- The task:
Return all lines below containing the word "name".

- Figure data in JSON:
◆ ◆ ◆

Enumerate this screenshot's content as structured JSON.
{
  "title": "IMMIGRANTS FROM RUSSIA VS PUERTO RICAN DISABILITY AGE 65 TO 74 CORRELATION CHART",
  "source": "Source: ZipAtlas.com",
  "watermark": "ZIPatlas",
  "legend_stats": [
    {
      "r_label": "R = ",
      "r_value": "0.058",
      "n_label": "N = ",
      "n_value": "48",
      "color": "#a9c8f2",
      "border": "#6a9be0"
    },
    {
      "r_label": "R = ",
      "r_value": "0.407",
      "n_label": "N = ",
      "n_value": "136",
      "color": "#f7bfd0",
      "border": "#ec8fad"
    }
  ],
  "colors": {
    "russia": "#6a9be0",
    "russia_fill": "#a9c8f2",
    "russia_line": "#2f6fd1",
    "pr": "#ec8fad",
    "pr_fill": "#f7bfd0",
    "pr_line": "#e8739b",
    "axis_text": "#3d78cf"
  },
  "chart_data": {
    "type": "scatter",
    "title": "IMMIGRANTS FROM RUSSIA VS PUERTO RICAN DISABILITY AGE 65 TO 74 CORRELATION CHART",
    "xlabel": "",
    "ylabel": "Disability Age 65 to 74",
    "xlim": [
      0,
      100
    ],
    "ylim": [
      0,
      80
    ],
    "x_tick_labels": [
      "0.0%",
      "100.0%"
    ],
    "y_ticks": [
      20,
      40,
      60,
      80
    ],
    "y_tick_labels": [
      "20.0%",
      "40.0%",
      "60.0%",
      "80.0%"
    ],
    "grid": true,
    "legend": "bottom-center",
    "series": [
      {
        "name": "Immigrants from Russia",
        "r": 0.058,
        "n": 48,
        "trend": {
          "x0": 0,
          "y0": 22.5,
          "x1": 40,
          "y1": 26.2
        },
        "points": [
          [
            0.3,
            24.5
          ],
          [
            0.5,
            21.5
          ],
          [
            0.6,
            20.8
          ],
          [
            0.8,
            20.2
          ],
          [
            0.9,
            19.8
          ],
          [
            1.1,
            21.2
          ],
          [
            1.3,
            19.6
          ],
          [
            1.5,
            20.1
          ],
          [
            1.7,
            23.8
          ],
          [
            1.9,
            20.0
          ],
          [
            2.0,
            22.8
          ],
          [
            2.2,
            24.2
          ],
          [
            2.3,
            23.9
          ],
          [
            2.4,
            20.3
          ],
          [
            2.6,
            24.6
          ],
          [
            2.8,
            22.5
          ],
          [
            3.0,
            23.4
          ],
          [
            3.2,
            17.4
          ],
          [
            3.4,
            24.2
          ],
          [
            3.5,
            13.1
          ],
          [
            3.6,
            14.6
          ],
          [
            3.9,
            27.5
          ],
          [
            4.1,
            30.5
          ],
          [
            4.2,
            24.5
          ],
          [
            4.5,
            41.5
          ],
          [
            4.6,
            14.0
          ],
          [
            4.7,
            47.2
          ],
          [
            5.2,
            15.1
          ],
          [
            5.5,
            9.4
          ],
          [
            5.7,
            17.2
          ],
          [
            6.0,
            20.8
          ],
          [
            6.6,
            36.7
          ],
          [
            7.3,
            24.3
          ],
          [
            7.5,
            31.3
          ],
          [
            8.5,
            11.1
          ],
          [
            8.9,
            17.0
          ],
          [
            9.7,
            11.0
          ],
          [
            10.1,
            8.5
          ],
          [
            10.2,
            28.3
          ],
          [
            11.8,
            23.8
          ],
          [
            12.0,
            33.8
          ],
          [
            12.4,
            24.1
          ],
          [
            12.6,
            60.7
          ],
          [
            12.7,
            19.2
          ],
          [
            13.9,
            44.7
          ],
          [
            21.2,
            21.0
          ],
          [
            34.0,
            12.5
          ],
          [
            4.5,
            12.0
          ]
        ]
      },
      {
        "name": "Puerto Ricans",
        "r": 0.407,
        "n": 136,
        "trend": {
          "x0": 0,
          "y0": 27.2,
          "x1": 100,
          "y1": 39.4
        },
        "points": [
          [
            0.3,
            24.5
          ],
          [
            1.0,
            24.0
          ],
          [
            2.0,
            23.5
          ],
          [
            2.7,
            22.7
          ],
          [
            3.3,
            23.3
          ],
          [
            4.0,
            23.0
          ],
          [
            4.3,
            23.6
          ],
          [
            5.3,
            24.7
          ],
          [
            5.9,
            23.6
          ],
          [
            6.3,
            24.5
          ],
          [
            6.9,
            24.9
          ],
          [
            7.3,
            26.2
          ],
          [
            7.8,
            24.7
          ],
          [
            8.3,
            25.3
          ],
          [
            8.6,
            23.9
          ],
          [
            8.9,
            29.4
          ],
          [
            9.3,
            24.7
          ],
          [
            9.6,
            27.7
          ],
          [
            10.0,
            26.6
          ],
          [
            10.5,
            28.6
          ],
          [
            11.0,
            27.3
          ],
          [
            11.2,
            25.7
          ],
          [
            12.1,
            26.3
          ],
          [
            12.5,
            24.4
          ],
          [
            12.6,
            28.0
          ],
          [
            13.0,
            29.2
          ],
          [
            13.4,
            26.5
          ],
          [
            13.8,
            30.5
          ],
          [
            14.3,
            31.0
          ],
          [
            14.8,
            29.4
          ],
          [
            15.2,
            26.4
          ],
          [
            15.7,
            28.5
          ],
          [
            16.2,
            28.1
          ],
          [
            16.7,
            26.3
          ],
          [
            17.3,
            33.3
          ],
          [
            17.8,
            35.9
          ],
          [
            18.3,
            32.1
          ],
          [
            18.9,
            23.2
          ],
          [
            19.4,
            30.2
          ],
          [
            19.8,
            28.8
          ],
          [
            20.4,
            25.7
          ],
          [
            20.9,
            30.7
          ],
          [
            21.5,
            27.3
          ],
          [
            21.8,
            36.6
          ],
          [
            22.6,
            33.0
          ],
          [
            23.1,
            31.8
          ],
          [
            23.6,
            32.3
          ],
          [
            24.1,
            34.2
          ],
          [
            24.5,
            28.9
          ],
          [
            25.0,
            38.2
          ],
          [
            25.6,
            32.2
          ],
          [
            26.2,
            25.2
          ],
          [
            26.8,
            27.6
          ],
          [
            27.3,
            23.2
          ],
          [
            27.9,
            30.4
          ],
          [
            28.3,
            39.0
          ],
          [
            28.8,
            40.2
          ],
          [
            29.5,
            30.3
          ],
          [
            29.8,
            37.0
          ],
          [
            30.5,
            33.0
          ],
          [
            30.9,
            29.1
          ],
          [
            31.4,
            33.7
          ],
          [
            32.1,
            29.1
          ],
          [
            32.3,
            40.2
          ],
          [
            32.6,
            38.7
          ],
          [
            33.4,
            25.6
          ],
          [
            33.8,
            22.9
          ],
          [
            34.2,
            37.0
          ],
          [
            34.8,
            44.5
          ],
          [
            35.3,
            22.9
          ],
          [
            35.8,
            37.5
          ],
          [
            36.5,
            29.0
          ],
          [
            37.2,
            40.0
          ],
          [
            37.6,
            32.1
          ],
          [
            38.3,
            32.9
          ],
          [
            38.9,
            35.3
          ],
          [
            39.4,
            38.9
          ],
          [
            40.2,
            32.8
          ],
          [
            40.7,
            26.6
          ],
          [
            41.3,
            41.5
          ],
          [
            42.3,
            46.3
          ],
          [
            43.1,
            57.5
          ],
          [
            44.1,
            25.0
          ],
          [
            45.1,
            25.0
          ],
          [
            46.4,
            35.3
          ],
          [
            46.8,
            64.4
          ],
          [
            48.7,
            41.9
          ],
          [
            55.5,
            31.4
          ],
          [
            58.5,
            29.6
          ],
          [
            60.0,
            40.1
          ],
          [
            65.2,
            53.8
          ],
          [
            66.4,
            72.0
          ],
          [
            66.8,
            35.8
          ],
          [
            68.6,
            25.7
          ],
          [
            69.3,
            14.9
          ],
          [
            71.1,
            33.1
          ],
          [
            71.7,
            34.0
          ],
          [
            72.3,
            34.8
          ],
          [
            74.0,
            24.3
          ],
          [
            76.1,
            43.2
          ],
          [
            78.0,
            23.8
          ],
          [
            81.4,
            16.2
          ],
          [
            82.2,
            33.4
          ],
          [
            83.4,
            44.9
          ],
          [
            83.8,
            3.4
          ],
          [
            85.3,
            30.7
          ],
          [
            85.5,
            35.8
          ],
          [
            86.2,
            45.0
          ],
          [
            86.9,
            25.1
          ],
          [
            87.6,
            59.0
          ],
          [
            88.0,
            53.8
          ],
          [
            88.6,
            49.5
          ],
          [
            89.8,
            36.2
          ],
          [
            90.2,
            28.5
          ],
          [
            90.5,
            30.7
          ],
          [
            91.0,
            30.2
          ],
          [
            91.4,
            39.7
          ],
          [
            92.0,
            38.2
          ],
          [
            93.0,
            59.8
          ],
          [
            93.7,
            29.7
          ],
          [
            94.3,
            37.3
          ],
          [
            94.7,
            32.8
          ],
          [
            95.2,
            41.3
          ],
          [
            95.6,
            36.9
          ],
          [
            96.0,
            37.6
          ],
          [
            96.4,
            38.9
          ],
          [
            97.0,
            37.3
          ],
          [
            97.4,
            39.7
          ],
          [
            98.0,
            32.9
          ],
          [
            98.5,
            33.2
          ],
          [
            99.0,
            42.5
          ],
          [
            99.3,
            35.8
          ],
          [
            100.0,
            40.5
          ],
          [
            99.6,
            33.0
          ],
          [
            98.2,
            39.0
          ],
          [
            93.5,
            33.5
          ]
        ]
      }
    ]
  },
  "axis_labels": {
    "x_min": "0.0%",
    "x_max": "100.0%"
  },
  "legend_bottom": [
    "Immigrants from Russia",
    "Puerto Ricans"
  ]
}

◆ ◆ ◆

- Output for this task:
        "name": "Immigrants from Russia",
        "name": "Puerto Ricans",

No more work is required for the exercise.